▸ REQUIREMENT:
Without skipping anything, write out each record below exactly.

▸ EXTRACTED INFORMATION:
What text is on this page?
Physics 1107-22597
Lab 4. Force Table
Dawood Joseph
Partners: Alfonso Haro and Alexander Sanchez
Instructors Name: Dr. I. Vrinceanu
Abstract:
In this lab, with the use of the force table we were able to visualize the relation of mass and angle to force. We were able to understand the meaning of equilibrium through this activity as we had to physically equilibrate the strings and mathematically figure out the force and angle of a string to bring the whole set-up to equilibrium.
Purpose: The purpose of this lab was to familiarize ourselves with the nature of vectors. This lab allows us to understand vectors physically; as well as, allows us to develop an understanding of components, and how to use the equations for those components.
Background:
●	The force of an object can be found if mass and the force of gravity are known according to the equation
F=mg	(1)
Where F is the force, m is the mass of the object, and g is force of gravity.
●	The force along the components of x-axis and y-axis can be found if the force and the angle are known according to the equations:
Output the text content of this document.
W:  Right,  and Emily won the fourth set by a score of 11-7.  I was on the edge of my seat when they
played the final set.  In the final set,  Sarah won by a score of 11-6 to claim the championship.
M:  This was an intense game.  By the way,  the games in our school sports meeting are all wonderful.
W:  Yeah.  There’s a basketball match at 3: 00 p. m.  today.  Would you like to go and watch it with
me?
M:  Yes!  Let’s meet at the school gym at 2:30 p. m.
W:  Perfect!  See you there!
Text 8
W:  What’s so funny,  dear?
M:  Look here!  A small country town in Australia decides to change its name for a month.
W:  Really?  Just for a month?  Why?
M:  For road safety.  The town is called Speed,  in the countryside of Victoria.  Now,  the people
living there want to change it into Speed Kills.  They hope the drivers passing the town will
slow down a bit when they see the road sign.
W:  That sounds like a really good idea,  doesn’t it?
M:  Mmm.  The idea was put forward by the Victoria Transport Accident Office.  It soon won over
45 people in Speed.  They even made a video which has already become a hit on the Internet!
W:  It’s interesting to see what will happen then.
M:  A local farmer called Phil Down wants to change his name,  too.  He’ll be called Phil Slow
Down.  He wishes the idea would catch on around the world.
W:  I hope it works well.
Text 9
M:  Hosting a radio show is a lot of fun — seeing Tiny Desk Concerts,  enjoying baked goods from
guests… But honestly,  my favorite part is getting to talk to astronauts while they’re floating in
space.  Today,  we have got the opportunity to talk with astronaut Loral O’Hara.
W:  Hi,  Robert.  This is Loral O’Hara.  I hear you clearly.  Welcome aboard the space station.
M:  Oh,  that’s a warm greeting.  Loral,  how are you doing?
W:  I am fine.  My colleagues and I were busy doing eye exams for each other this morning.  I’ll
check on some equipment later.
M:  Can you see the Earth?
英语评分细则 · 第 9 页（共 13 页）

▸ RESPONSE TO THIS TASK:
What text is on this page?
Physics 1107-22597
Lab 4. Force Table
Dawood Joseph
Partners: Alfonso Haro and Alexander Sanchez
Instructors Name: Dr. I. Vrinceanu
Abstract:
In this lab, with the use of the force table we were able to visualize the relation of mass and angle to force. We were able to understand the meaning of equilibrium through this activity as we had to physically equilibrate the strings and mathematically figure out the force and angle of a string to bring the whole set-up to equilibrium.
Purpose: The purpose of this lab was to familiarize ourselves with the nature of vectors. This lab allows us to understand vectors physically; as well as, allows us to develop an understanding of components, and how to use the equations for those components.
Background:
●	The force of an object can be found if mass and the force of gravity are known according to the equation
F=mg	(1)
Where F is the force, m is the mass of the object, and g is force of gravity.
●	The force along the components of x-axis and y-axis can be found if the force and the angle are known according to the equations:
Output the text content of this document.
W:  Right,  and Emily won the fourth set by a score of 11-7.  I was on the edge of my seat when they
played the final set.  In the final set,  Sarah won by a score of 11-6 to claim the championship.
M:  This was an intense game.  By the way,  the games in our school sports meeting are all wonderful.
W:  Yeah.  There’s a basketball match at 3: 00 p. m.  today.  Would you like to go and watch it with
me?
M:  Yes!  Let’s meet at the school gym at 2:30 p. m.
W:  Perfect!  See you there!
Text 8
W:  What’s so funny,  dear?
M:  Look here!  A small country town in Australia decides to change its name for a month.
W:  Really?  Just for a month?  Why?
M:  For road safety.  The town is called Speed,  in the countryside of Victoria.  Now,  the people
living there want to change it into Speed Kills.  They hope the drivers passing the town will
slow down a bit when they see the road sign.
W:  That sounds like a really good idea,  doesn’t it?
M:  Mmm.  The idea was put forward by the Victoria Transport Accident Office.  It soon won over
45 people in Speed.  They even made a video which has already become a hit on the Internet!
W:  It’s interesting to see what will happen then.
M:  A local farmer called Phil Down wants to change his name,  too.  He’ll be called Phil Slow
Down.  He wishes the idea would catch on around the world.
W:  I hope it works well.
Text 9
M:  Hosting a radio show is a lot of fun — seeing Tiny Desk Concerts,  enjoying baked goods from
guests… But honestly,  my favorite part is getting to talk to astronauts while they’re floating in
space.  Today,  we have got the opportunity to talk with astronaut Loral O’Hara.
W:  Hi,  Robert.  This is Loral O’Hara.  I hear you clearly.  Welcome aboard the space station.
M:  Oh,  that’s a warm greeting.  Loral,  how are you doing?
W:  I am fine.  My colleagues and I were busy doing eye exams for each other this morning.  I’ll
check on some equipment later.
M:  Can you see the Earth?
英语评分细则 · 第 9 页（共 13 页）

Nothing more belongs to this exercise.